> PROMPT
Each entry has to be copied exactly, with nothing missed.

_ _ _ _

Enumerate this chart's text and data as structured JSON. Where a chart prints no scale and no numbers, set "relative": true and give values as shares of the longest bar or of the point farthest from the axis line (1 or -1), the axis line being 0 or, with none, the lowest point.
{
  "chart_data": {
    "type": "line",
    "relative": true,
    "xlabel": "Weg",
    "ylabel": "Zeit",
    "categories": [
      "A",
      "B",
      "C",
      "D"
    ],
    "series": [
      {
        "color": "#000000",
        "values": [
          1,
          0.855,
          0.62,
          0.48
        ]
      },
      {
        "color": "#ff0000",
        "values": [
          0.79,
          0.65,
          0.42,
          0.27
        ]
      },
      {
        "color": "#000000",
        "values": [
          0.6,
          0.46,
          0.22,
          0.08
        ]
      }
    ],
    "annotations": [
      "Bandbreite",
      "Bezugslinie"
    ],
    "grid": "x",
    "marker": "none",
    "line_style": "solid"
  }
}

_ _ _ _

> SOLUTION FOR THIS TASK
Enumerate this chart's text and data as structured JSON. Where a chart prints no scale and no numbers, set "relative": true and give values as shares of the longest bar or of the point farthest from the axis line (1 or -1), the axis line being 0 or, with none, the lowest point.
{
  "chart_data": {
    "type": "line",
    "relative": true,
    "xlabel": "Weg",
    "ylabel": "Zeit",
    "categories": [
      "A",
      "B",
      "C",
      "D"
    ],
    "series": [
      {
        "color": "#000000",
        "values": [
          1,
          0.855,
          0.62,
          0.48
        ]
      },
      {
        "color": "#ff0000",
        "values": [
          0.79,
          0.65,
          0.42,
          0.27
        ]
      },
      {
        "color": "#000000",
        "values": [
          0.6,
          0.46,
          0.22,
          0.08
        ]
      }
    ],
    "annotations": [
      "Bandbreite",
      "Bezugslinie"
    ],
    "grid": "x",
    "marker": "none",
    "line_style": "solid"
  }
}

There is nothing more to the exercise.